- _TASK OBJECTIVE_: Set down the full listing exactly as given. Any pictures are to be left out.

═══ ENTRIES SUPPLIED

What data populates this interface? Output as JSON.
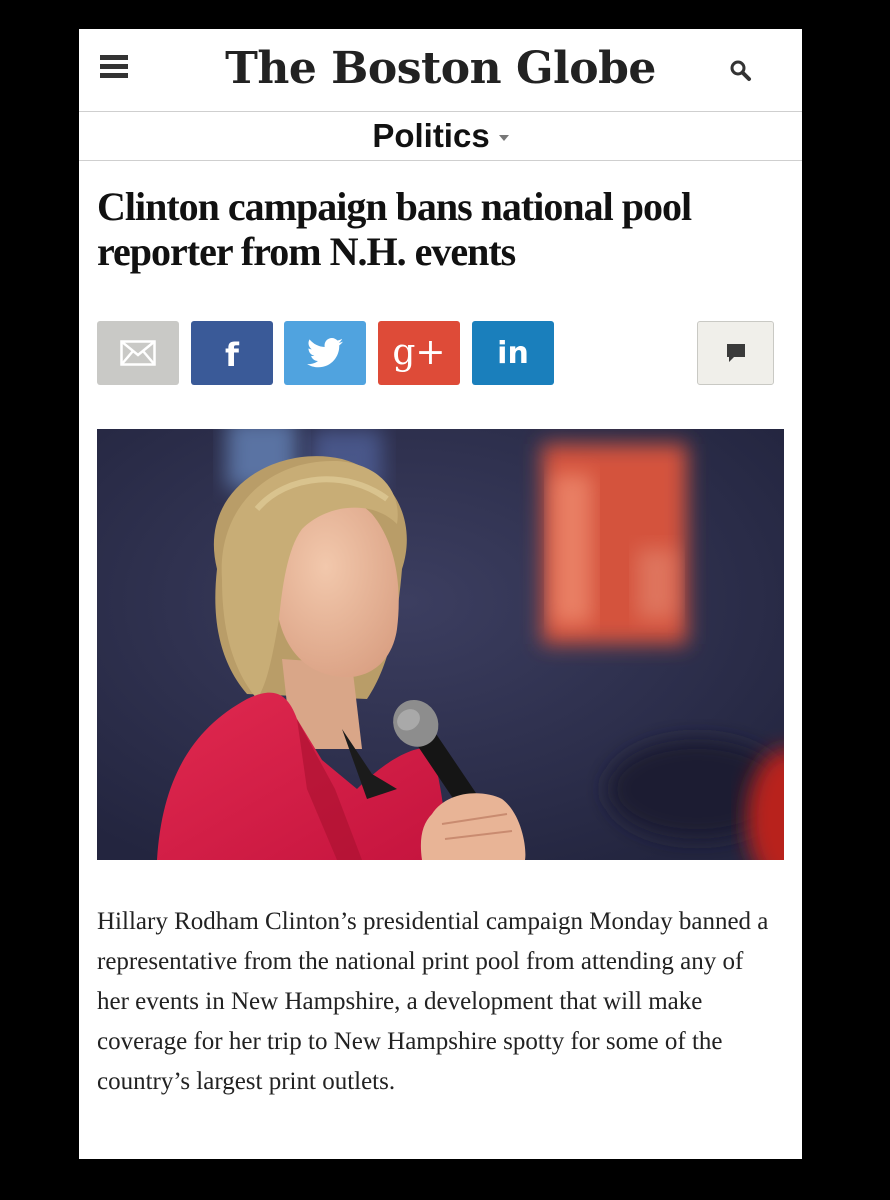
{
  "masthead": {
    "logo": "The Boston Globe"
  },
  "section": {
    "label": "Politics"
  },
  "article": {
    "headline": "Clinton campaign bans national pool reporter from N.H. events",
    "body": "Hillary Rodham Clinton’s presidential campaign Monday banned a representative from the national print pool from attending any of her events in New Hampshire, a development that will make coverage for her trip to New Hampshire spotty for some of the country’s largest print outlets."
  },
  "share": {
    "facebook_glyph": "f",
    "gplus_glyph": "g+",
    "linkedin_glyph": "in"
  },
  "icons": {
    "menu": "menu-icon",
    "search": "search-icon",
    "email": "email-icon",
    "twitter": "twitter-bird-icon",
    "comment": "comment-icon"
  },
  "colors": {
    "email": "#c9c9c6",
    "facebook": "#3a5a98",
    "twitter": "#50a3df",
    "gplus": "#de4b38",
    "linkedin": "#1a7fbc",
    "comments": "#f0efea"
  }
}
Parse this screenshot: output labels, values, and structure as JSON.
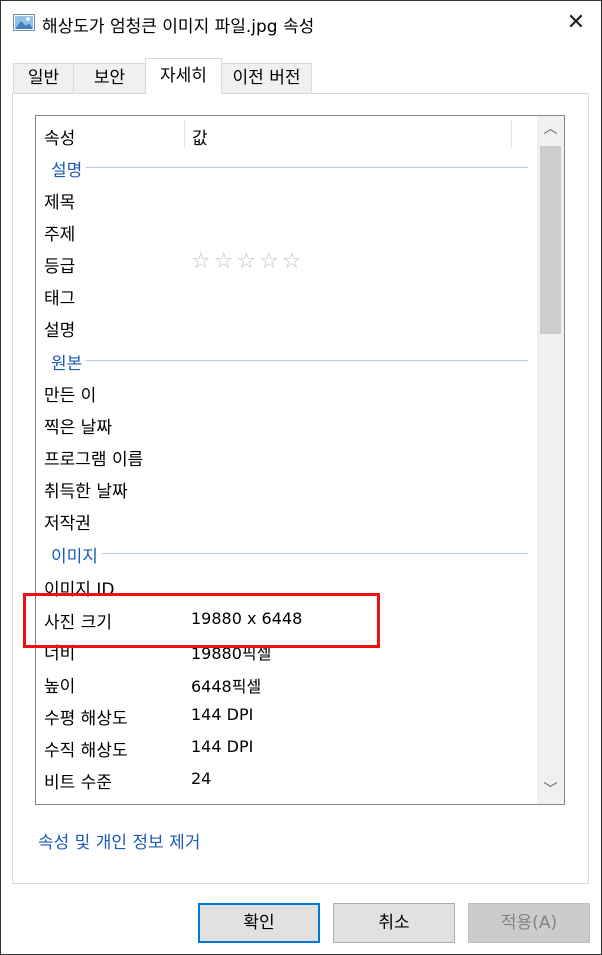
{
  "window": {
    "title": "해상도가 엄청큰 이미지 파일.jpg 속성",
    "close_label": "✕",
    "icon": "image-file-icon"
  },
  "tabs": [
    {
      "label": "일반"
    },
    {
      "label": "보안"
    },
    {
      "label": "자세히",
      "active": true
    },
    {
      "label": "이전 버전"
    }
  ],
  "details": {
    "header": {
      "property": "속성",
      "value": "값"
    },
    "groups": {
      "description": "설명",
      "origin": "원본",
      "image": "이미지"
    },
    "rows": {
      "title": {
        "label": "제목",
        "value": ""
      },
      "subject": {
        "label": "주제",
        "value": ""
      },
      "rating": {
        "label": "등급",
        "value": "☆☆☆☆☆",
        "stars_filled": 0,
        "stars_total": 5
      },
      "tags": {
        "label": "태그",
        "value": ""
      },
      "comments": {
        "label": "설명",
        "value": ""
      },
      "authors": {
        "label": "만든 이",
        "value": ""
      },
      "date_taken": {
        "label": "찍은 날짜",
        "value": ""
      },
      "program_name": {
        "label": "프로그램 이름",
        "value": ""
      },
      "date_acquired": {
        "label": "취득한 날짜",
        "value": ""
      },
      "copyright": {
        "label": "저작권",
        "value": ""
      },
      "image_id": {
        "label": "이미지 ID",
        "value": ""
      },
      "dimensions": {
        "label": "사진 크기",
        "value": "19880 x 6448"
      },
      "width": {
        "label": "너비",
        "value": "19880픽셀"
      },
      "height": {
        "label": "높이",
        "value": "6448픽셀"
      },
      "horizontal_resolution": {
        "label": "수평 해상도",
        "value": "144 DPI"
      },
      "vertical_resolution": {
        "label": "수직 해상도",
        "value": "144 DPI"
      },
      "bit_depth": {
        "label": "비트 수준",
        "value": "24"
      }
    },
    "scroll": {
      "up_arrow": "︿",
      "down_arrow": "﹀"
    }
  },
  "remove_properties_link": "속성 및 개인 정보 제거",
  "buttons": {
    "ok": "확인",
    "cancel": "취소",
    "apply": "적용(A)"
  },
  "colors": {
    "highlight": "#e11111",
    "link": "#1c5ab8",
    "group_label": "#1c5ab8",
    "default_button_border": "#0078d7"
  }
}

══════

- _THE RESULT_:
What data populates this interface? Output as JSON.
{
  "masthead": {
    "logo": "The Boston Globe"
  },
  "section": {
    "label": "Politics"
  },
  "article": {
    "headline": "Clinton campaign bans national pool reporter from N.H. events",
    "body": "Hillary Rodham Clinton’s presidential campaign Monday banned a representative from the national print pool from attending any of her events in New Hampshire, a development that will make coverage for her trip to New Hampshire spotty for some of the country’s largest print outlets."
  },
  "share": {
    "facebook_glyph": "f",
    "gplus_glyph": "g+",
    "linkedin_glyph": "in"
  },
  "icons": {
    "menu": "menu-icon",
    "search": "search-icon",
    "email": "email-icon",
    "twitter": "twitter-bird-icon",
    "comment": "comment-icon"
  },
  "colors": {
    "email": "#c9c9c6",
    "facebook": "#3a5a98",
    "twitter": "#50a3df",
    "gplus": "#de4b38",
    "linkedin": "#1a7fbc",
    "comments": "#f0efea"
  }
}
Parse this screenshot: output labels, values, and structure as JSON.
{
  "window": {
    "title": "해상도가 엄청큰 이미지 파일.jpg 속성",
    "close_label": "✕",
    "icon": "image-file-icon"
  },
  "tabs": [
    {
      "label": "일반"
    },
    {
      "label": "보안"
    },
    {
      "label": "자세히",
      "active": true
    },
    {
      "label": "이전 버전"
    }
  ],
  "details": {
    "header": {
      "property": "속성",
      "value": "값"
    },
    "groups": {
      "description": "설명",
      "origin": "원본",
      "image": "이미지"
    },
    "rows": {
      "title": {
        "label": "제목",
        "value": ""
      },
      "subject": {
        "label": "주제",
        "value": ""
      },
      "rating": {
        "label": "등급",
        "value": "☆☆☆☆☆",
        "stars_filled": 0,
        "stars_total": 5
      },
      "tags": {
        "label": "태그",
        "value": ""
      },
      "comments": {
        "label": "설명",
        "value": ""
      },
      "authors": {
        "label": "만든 이",
        "value": ""
      },
      "date_taken": {
        "label": "찍은 날짜",
        "value": ""
      },
      "program_name": {
        "label": "프로그램 이름",
        "value": ""
      },
      "date_acquired": {
        "label": "취득한 날짜",
        "value": ""
      },
      "copyright": {
        "label": "저작권",
        "value": ""
      },
      "image_id": {
        "label": "이미지 ID",
        "value": ""
      },
      "dimensions": {
        "label": "사진 크기",
        "value": "19880 x 6448"
      },
      "width": {
        "label": "너비",
        "value": "19880픽셀"
      },
      "height": {
        "label": "높이",
        "value": "6448픽셀"
      },
      "horizontal_resolution": {
        "label": "수평 해상도",
        "value": "144 DPI"
      },
      "vertical_resolution": {
        "label": "수직 해상도",
        "value": "144 DPI"
      },
      "bit_depth": {
        "label": "비트 수준",
        "value": "24"
      }
    },
    "scroll": {
      "up_arrow": "︿",
      "down_arrow": "﹀"
    }
  },
  "remove_properties_link": "속성 및 개인 정보 제거",
  "buttons": {
    "ok": "확인",
    "cancel": "취소",
    "apply": "적용(A)"
  },
  "colors": {
    "highlight": "#e11111",
    "link": "#1c5ab8",
    "group_label": "#1c5ab8",
    "default_button_border": "#0078d7"
  }
}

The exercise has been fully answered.